▸ TASK DIRECTIONS:
Please transcribe the listing below in full and word for word, without its pictures.

▸ AVAILABLE RECORDS:
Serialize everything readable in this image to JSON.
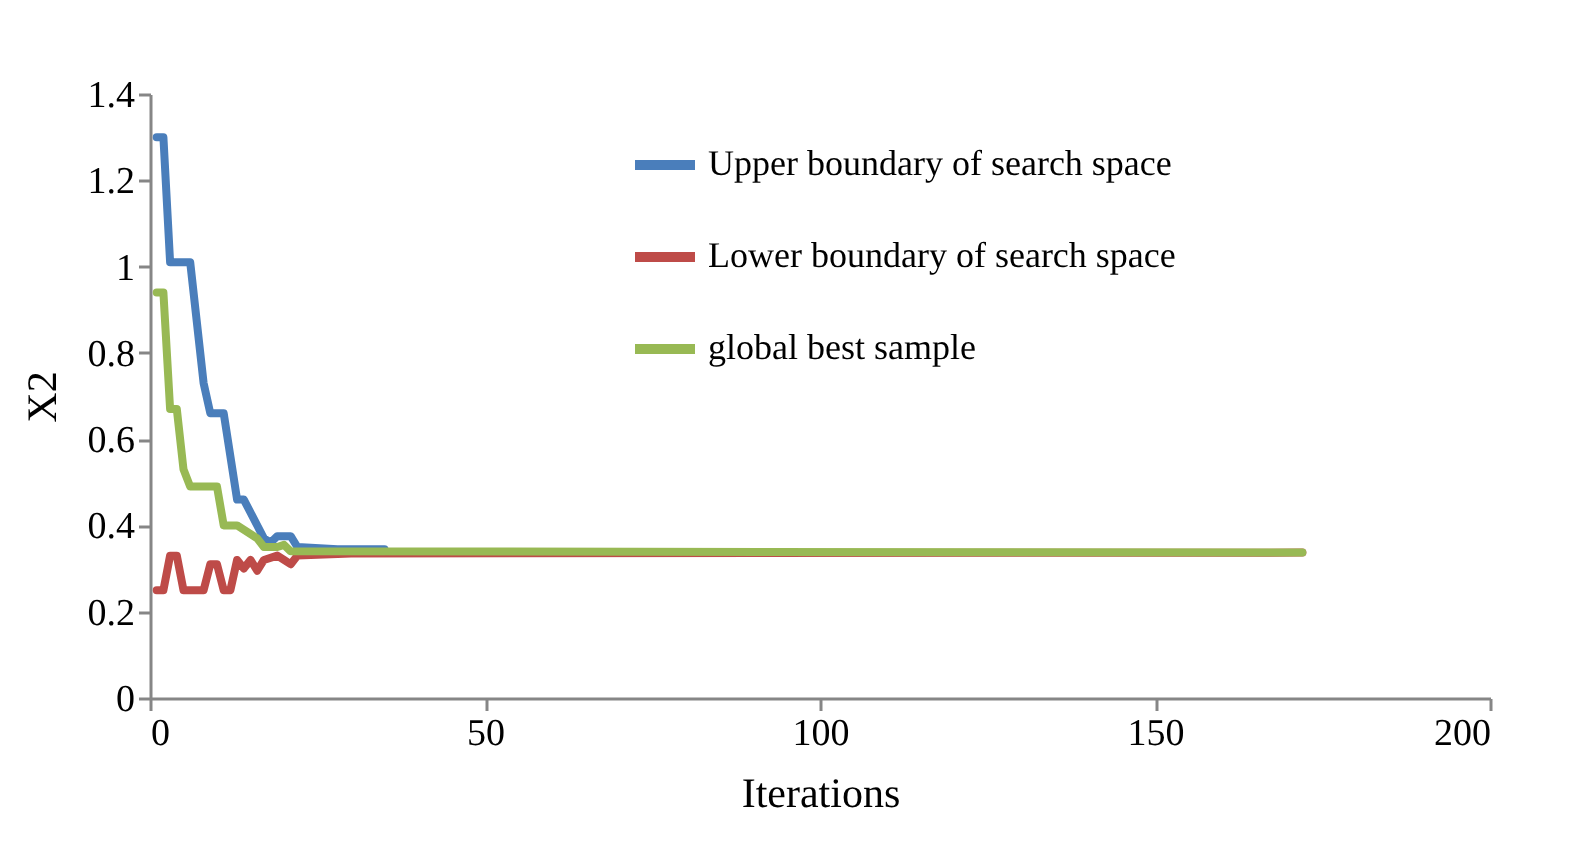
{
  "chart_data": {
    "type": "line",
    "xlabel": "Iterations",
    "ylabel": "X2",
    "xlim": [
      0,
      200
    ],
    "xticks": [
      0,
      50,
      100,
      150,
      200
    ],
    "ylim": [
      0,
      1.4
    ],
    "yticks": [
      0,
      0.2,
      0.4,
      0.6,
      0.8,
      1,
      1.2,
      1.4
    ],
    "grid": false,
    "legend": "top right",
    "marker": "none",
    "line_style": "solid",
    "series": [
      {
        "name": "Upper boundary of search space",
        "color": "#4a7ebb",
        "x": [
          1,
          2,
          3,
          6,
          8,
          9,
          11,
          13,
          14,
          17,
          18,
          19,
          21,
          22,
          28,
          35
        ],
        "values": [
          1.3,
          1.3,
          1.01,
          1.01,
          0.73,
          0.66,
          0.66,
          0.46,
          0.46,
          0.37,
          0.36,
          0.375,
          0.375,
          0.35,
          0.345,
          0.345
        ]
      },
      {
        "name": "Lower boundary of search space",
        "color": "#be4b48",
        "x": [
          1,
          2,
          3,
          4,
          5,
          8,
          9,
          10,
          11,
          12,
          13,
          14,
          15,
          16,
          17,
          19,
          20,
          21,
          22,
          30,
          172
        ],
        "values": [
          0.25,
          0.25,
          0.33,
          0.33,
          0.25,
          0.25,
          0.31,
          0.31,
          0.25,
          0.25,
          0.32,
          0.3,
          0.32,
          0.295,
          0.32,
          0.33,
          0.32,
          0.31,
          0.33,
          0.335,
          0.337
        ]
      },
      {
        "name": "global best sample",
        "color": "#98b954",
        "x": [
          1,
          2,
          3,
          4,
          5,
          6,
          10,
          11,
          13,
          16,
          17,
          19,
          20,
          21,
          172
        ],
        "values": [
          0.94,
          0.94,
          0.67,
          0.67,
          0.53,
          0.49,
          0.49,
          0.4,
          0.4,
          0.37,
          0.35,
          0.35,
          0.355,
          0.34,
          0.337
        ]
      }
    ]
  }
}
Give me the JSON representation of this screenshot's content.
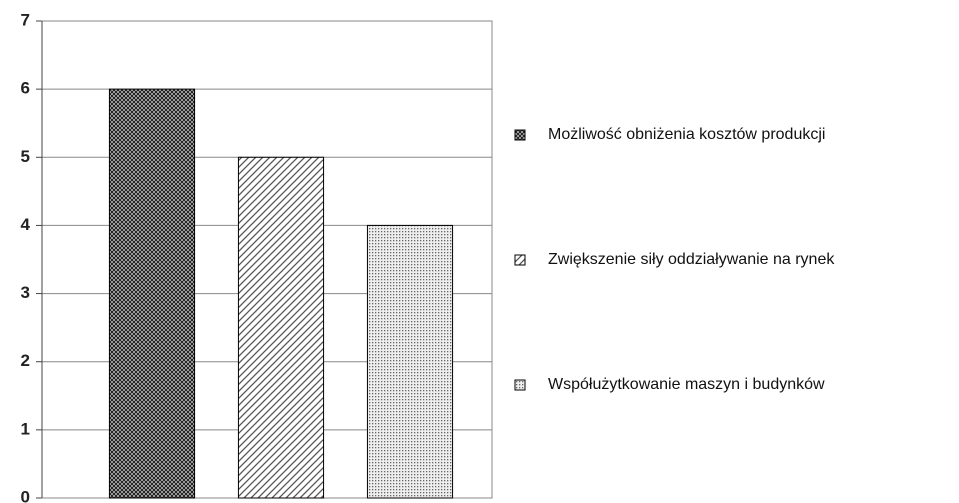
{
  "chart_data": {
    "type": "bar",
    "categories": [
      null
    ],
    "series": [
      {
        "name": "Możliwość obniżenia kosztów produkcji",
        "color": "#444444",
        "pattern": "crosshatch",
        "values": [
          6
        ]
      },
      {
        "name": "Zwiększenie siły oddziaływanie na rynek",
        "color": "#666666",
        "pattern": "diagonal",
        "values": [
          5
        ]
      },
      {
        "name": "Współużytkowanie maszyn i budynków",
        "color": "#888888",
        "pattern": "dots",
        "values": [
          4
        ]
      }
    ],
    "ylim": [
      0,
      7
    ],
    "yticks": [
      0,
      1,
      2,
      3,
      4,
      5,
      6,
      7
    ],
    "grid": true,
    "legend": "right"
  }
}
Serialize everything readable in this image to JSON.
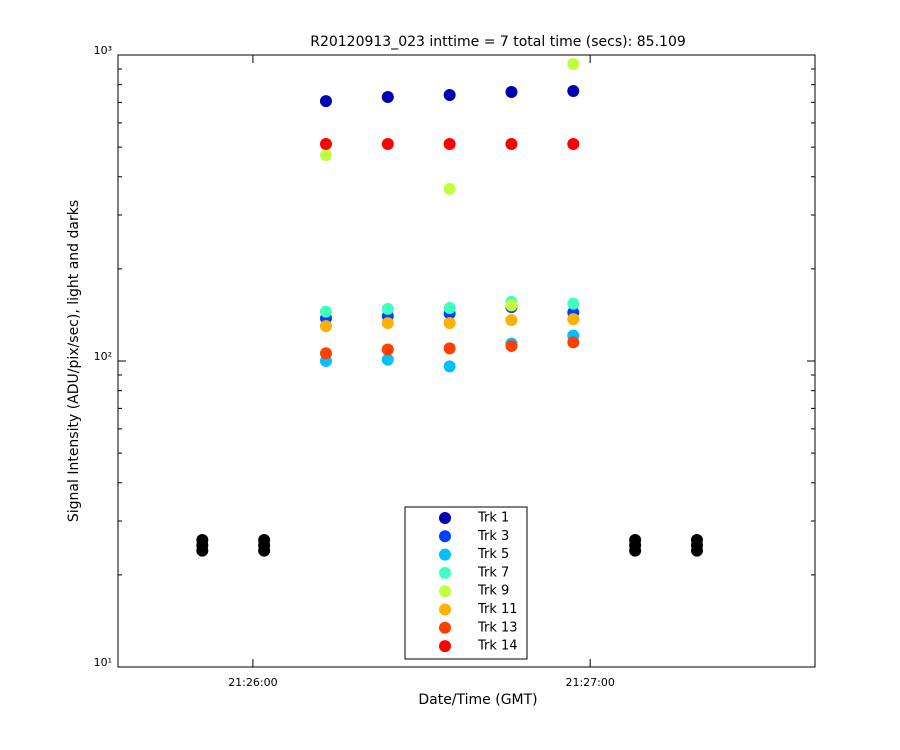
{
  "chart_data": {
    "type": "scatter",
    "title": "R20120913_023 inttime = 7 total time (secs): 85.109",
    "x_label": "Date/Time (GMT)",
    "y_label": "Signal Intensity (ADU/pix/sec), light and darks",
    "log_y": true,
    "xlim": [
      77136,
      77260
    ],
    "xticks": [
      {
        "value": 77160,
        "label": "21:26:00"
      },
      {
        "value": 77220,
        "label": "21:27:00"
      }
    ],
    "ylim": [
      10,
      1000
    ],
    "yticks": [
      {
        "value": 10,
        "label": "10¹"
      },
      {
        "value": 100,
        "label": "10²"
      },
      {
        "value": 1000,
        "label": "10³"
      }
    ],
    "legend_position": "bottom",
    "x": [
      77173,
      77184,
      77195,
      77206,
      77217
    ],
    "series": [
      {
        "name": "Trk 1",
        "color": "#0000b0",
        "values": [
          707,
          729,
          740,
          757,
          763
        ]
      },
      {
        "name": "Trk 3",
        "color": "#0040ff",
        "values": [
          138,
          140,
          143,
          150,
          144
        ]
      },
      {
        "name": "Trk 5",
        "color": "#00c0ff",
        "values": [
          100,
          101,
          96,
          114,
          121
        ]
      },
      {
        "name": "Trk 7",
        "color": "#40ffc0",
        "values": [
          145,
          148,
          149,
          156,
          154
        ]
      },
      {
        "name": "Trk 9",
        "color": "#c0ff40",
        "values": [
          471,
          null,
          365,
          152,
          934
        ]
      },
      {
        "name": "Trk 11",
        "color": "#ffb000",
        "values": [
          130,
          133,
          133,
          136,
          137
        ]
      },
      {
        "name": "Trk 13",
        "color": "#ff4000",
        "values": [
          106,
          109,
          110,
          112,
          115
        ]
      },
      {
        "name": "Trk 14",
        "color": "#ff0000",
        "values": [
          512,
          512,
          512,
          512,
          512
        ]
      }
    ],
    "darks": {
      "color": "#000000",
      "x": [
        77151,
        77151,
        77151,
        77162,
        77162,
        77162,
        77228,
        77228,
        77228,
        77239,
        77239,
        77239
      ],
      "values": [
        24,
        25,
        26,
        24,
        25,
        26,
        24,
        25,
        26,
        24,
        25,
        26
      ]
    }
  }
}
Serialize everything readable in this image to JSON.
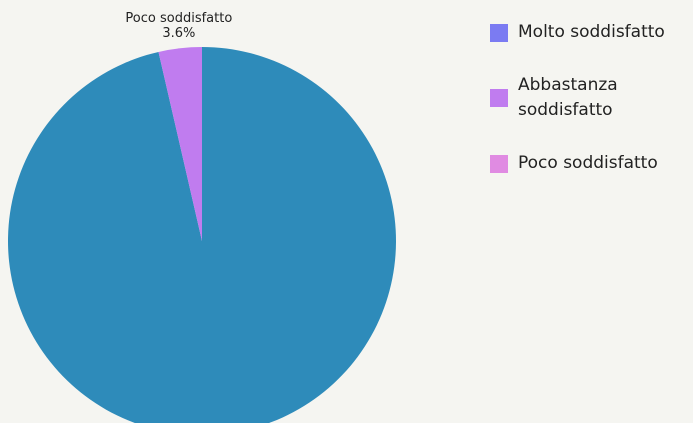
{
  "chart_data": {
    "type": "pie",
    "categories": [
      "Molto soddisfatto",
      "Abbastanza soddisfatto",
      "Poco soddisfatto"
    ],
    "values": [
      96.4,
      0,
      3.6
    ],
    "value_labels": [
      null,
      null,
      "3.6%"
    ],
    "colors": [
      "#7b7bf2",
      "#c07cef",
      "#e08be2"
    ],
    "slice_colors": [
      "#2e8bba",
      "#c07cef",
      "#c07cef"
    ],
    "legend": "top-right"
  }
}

▸ RESULT:
Serialize everything readable in this image to JSON.
{
  "chart_data": {
    "type": "line",
    "xlabel": "Iterations",
    "ylabel": "X2",
    "xlim": [
      0,
      200
    ],
    "xticks": [
      0,
      50,
      100,
      150,
      200
    ],
    "ylim": [
      0,
      1.4
    ],
    "yticks": [
      0,
      0.2,
      0.4,
      0.6,
      0.8,
      1,
      1.2,
      1.4
    ],
    "grid": false,
    "legend": "top right",
    "marker": "none",
    "line_style": "solid",
    "series": [
      {
        "name": "Upper boundary of search space",
        "color": "#4a7ebb",
        "x": [
          1,
          2,
          3,
          6,
          8,
          9,
          11,
          13,
          14,
          17,
          18,
          19,
          21,
          22,
          28,
          35
        ],
        "values": [
          1.3,
          1.3,
          1.01,
          1.01,
          0.73,
          0.66,
          0.66,
          0.46,
          0.46,
          0.37,
          0.36,
          0.375,
          0.375,
          0.35,
          0.345,
          0.345
        ]
      },
      {
        "name": "Lower boundary of search space",
        "color": "#be4b48",
        "x": [
          1,
          2,
          3,
          4,
          5,
          8,
          9,
          10,
          11,
          12,
          13,
          14,
          15,
          16,
          17,
          19,
          20,
          21,
          22,
          30,
          172
        ],
        "values": [
          0.25,
          0.25,
          0.33,
          0.33,
          0.25,
          0.25,
          0.31,
          0.31,
          0.25,
          0.25,
          0.32,
          0.3,
          0.32,
          0.295,
          0.32,
          0.33,
          0.32,
          0.31,
          0.33,
          0.335,
          0.337
        ]
      },
      {
        "name": "global best sample",
        "color": "#98b954",
        "x": [
          1,
          2,
          3,
          4,
          5,
          6,
          10,
          11,
          13,
          16,
          17,
          19,
          20,
          21,
          172
        ],
        "values": [
          0.94,
          0.94,
          0.67,
          0.67,
          0.53,
          0.49,
          0.49,
          0.4,
          0.4,
          0.37,
          0.35,
          0.35,
          0.355,
          0.34,
          0.337
        ]
      }
    ]
  }
}
Give me the JSON representation of this screenshot's content.
{
  "chart_data": {
    "type": "bar",
    "categories": [
      null
    ],
    "series": [
      {
        "name": "Możliwość obniżenia kosztów produkcji",
        "color": "#444444",
        "pattern": "crosshatch",
        "values": [
          6
        ]
      },
      {
        "name": "Zwiększenie siły oddziaływanie na rynek",
        "color": "#666666",
        "pattern": "diagonal",
        "values": [
          5
        ]
      },
      {
        "name": "Współużytkowanie maszyn i budynków",
        "color": "#888888",
        "pattern": "dots",
        "values": [
          4
        ]
      }
    ],
    "ylim": [
      0,
      7
    ],
    "yticks": [
      0,
      1,
      2,
      3,
      4,
      5,
      6,
      7
    ],
    "grid": true,
    "legend": "right"
  }
}
Serialize everything readable in this image to JSON.
{
  "chart_data": {
    "type": "scatter",
    "title": "R20120913_023 inttime = 7 total time (secs): 85.109",
    "x_label": "Date/Time (GMT)",
    "y_label": "Signal Intensity (ADU/pix/sec), light and darks",
    "log_y": true,
    "xlim": [
      77136,
      77260
    ],
    "xticks": [
      {
        "value": 77160,
        "label": "21:26:00"
      },
      {
        "value": 77220,
        "label": "21:27:00"
      }
    ],
    "ylim": [
      10,
      1000
    ],
    "yticks": [
      {
        "value": 10,
        "label": "10¹"
      },
      {
        "value": 100,
        "label": "10²"
      },
      {
        "value": 1000,
        "label": "10³"
      }
    ],
    "legend_position": "bottom",
    "x": [
      77173,
      77184,
      77195,
      77206,
      77217
    ],
    "series": [
      {
        "name": "Trk 1",
        "color": "#0000b0",
        "values": [
          707,
          729,
          740,
          757,
          763
        ]
      },
      {
        "name": "Trk 3",
        "color": "#0040ff",
        "values": [
          138,
          140,
          143,
          150,
          144
        ]
      },
      {
        "name": "Trk 5",
        "color": "#00c0ff",
        "values": [
          100,
          101,
          96,
          114,
          121
        ]
      },
      {
        "name": "Trk 7",
        "color": "#40ffc0",
        "values": [
          145,
          148,
          149,
          156,
          154
        ]
      },
      {
        "name": "Trk 9",
        "color": "#c0ff40",
        "values": [
          471,
          null,
          365,
          152,
          934
        ]
      },
      {
        "name": "Trk 11",
        "color": "#ffb000",
        "values": [
          130,
          133,
          133,
          136,
          137
        ]
      },
      {
        "name": "Trk 13",
        "color": "#ff4000",
        "values": [
          106,
          109,
          110,
          112,
          115
        ]
      },
      {
        "name": "Trk 14",
        "color": "#ff0000",
        "values": [
          512,
          512,
          512,
          512,
          512
        ]
      }
    ],
    "darks": {
      "color": "#000000",
      "x": [
        77151,
        77151,
        77151,
        77162,
        77162,
        77162,
        77228,
        77228,
        77228,
        77239,
        77239,
        77239
      ],
      "values": [
        24,
        25,
        26,
        24,
        25,
        26,
        24,
        25,
        26,
        24,
        25,
        26
      ]
    }
  }
}
Serialize everything readable in this image to JSON.
{
  "chart_data": {
    "type": "pie",
    "categories": [
      "Molto soddisfatto",
      "Abbastanza soddisfatto",
      "Poco soddisfatto"
    ],
    "values": [
      96.4,
      0,
      3.6
    ],
    "value_labels": [
      null,
      null,
      "3.6%"
    ],
    "colors": [
      "#7b7bf2",
      "#c07cef",
      "#e08be2"
    ],
    "slice_colors": [
      "#2e8bba",
      "#c07cef",
      "#c07cef"
    ],
    "legend": "top-right"
  }
}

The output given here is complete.